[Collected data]
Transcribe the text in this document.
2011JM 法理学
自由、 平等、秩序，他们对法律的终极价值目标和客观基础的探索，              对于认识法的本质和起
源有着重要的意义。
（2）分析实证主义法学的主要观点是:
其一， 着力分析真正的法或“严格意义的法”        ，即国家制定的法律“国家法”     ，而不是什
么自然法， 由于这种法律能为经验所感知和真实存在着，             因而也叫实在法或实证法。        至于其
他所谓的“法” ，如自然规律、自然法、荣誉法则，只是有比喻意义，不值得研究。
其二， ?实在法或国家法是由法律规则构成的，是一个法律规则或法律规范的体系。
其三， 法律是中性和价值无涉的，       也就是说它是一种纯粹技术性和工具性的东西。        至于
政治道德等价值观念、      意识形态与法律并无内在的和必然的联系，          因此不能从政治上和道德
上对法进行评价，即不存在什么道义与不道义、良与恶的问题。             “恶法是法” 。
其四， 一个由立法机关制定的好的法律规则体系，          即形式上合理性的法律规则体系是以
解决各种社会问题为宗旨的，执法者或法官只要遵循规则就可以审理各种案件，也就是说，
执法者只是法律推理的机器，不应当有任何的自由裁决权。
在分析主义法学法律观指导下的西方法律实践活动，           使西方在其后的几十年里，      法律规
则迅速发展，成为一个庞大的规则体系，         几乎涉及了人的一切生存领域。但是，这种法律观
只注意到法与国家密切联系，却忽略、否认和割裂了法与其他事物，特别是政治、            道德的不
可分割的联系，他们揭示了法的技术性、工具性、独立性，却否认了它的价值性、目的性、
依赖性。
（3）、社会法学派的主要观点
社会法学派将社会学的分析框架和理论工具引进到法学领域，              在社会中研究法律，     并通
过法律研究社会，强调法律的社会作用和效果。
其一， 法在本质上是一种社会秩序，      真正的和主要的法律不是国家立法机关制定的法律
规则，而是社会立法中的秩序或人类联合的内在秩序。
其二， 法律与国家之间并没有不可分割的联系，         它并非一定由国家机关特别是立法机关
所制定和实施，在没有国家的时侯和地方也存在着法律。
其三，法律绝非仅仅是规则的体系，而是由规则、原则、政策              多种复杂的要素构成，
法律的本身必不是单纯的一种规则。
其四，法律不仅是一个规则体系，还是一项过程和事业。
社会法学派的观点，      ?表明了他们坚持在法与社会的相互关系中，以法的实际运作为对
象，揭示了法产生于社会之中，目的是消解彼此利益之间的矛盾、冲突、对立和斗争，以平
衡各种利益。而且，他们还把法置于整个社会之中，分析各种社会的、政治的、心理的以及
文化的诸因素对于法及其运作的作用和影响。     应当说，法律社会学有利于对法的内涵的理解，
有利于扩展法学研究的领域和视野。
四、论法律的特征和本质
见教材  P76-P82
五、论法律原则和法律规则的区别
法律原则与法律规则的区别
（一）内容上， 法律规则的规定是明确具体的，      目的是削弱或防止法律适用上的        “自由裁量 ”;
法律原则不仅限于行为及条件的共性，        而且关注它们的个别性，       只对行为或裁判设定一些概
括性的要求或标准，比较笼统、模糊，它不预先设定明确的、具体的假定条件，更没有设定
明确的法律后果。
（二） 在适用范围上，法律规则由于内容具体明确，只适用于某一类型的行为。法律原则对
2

* * *

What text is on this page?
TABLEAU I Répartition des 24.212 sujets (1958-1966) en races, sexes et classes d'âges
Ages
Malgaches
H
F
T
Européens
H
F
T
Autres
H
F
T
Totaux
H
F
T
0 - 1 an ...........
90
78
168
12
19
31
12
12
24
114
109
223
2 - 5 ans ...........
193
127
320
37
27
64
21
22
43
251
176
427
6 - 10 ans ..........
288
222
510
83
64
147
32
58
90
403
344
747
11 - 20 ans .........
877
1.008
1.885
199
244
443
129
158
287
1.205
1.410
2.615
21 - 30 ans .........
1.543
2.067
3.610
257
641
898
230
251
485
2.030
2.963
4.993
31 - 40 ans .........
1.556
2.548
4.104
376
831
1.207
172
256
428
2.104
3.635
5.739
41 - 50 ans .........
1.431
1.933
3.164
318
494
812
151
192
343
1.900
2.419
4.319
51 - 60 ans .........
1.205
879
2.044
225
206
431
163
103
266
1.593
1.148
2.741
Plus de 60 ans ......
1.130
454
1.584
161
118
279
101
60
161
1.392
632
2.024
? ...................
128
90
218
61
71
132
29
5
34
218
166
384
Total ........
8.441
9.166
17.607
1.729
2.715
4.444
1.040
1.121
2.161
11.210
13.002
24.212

Your instructions:
Show every line from the entries above in which "text" appears.

The solution:
Transcribe the text in this document.
What text is on this page?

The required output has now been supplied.